## Stated exercise
Copy every line in which the string "make" occurs.
○ ○ ○ ○ ○
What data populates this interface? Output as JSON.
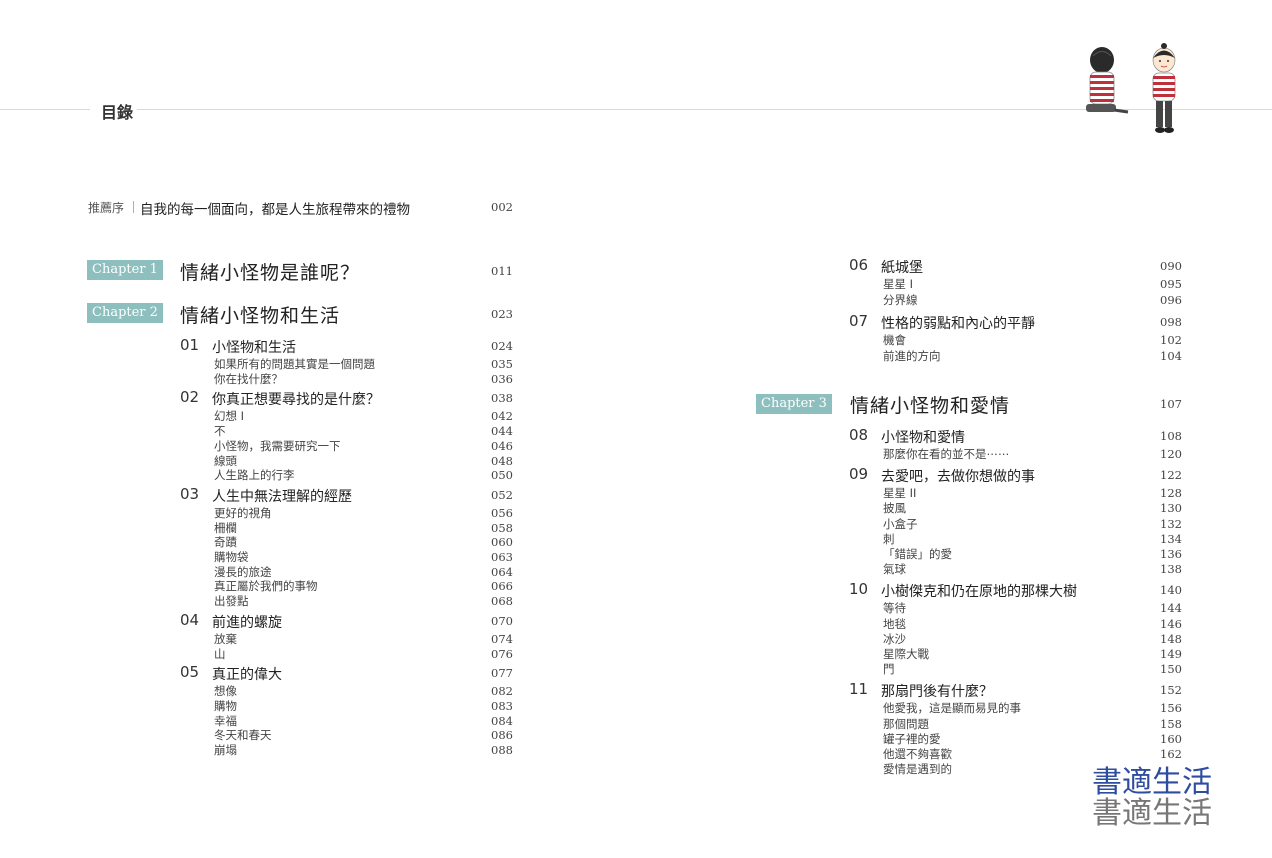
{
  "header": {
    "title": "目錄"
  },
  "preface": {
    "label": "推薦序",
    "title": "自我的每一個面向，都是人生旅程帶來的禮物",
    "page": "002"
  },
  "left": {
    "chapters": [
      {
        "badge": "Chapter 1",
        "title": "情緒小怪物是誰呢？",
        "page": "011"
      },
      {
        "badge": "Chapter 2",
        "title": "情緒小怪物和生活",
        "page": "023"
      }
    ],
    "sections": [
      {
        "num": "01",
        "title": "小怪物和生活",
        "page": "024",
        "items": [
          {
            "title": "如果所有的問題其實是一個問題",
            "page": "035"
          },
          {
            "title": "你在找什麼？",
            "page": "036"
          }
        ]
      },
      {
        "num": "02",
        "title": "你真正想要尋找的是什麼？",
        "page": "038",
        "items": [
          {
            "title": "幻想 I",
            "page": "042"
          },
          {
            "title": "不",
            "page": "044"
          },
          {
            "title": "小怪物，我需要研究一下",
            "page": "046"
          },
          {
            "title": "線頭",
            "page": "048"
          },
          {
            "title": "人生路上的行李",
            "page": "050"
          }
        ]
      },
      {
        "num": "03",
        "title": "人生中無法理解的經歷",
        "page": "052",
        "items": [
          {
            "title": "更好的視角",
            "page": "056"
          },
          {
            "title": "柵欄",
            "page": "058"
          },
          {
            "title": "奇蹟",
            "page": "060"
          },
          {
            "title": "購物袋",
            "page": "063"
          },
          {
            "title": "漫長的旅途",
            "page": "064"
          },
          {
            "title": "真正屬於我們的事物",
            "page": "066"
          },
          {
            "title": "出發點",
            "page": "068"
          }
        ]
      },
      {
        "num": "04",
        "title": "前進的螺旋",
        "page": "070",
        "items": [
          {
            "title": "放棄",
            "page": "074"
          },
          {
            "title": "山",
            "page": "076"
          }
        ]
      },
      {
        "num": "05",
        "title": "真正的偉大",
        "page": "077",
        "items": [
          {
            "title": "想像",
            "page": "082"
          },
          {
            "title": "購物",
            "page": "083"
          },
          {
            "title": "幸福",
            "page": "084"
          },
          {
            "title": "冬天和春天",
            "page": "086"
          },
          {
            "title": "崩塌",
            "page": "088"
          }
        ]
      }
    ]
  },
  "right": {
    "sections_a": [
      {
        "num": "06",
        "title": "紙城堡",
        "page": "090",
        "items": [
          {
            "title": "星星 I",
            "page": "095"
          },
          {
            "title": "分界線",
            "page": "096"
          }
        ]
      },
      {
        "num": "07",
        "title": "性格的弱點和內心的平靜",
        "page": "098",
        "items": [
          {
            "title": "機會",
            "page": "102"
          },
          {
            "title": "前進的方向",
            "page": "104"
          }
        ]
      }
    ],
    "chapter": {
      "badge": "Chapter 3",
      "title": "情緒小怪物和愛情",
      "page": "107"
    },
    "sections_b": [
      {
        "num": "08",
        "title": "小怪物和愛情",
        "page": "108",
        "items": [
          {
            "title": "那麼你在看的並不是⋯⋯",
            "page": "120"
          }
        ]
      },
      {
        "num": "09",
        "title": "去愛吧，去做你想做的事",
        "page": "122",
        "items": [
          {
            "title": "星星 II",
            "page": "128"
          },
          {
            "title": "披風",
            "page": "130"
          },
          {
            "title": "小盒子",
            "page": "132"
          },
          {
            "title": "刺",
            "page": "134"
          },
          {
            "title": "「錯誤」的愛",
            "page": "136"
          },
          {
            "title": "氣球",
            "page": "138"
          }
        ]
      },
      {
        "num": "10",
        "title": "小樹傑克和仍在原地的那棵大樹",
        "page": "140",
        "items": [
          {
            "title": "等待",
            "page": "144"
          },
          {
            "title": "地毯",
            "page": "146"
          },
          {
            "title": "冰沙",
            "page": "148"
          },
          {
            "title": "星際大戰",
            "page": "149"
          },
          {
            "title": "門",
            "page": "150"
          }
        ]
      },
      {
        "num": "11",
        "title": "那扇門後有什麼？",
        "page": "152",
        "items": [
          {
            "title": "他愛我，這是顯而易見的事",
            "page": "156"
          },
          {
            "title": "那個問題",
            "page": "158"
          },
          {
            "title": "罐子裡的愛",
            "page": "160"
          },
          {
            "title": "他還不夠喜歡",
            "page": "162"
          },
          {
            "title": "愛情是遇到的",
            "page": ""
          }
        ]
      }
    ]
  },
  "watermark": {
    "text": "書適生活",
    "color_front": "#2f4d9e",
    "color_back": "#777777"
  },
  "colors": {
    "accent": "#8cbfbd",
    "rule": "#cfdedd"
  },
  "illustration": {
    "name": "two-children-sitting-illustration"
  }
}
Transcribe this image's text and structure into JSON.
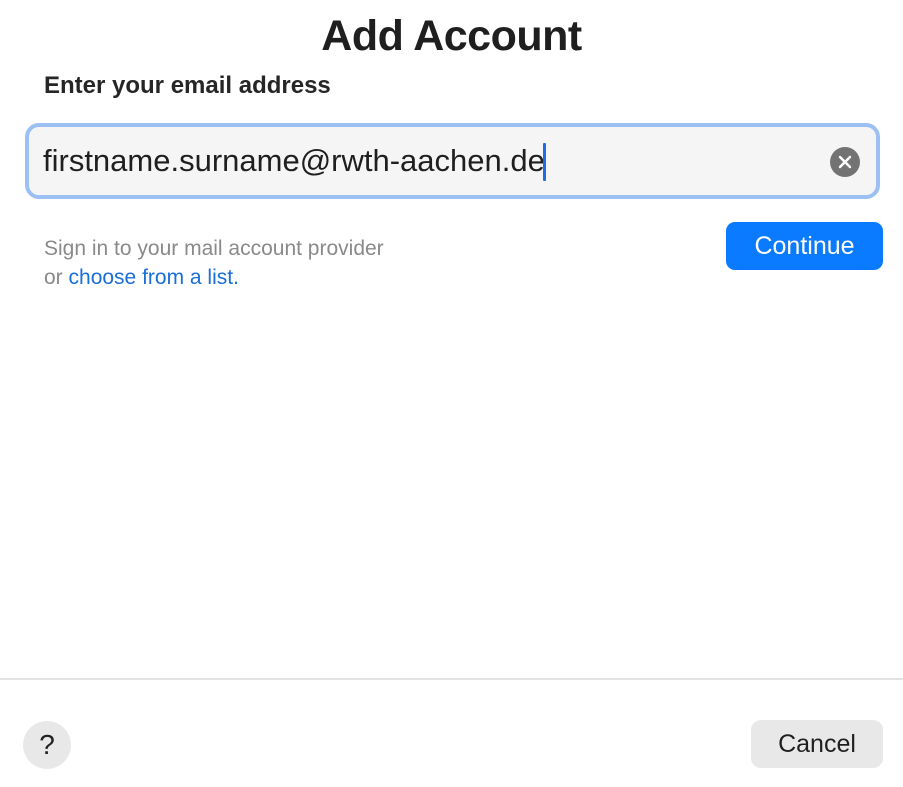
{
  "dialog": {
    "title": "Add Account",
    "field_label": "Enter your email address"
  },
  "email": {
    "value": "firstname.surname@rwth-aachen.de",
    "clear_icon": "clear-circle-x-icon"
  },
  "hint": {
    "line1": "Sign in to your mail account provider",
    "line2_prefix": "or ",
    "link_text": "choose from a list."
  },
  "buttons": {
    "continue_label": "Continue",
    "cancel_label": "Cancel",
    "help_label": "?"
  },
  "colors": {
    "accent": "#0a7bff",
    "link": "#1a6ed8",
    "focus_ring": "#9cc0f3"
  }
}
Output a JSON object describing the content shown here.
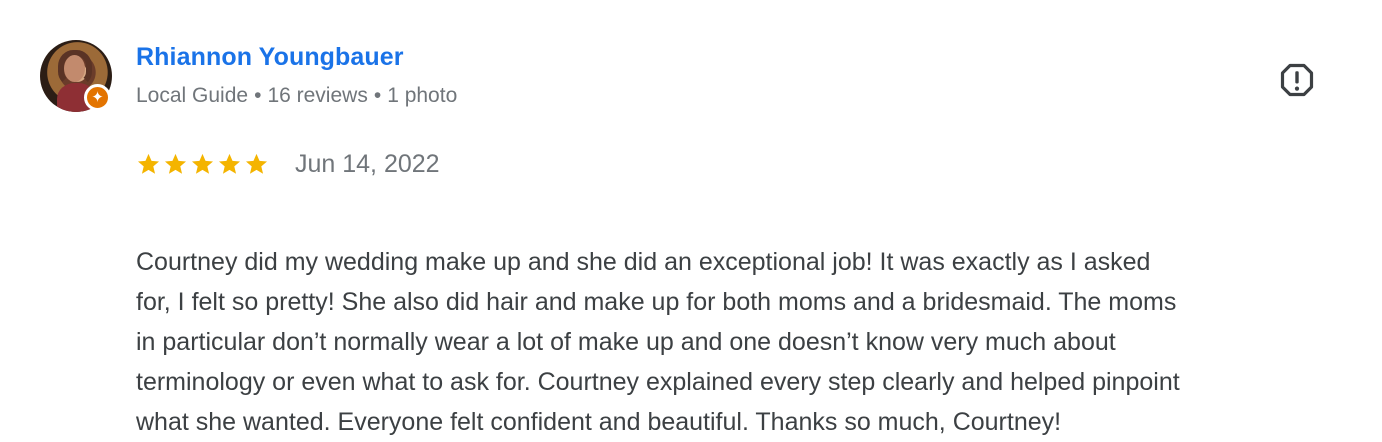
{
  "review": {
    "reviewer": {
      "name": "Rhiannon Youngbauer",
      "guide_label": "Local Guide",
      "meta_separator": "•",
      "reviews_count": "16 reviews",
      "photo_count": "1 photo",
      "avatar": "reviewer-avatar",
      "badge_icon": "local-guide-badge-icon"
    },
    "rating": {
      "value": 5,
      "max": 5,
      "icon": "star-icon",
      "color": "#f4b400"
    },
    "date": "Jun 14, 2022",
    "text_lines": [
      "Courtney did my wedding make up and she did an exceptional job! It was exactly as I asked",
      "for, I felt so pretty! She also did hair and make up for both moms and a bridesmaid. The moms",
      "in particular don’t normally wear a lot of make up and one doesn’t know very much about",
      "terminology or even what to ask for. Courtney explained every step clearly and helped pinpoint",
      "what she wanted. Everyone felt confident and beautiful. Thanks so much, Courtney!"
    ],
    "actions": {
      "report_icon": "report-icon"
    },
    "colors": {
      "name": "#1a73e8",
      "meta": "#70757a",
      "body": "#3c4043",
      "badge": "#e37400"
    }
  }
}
○ ○ ○ ○ ○
## Solution for this exercise
      "Courtney did my wedding make up and she did an exceptional job! It was exactly as I asked",
      "for, I felt so pretty! She also did hair and make up for both moms and a bridesmaid. The moms",
      "in particular don’t normally wear a lot of make up and one doesn’t know very much about",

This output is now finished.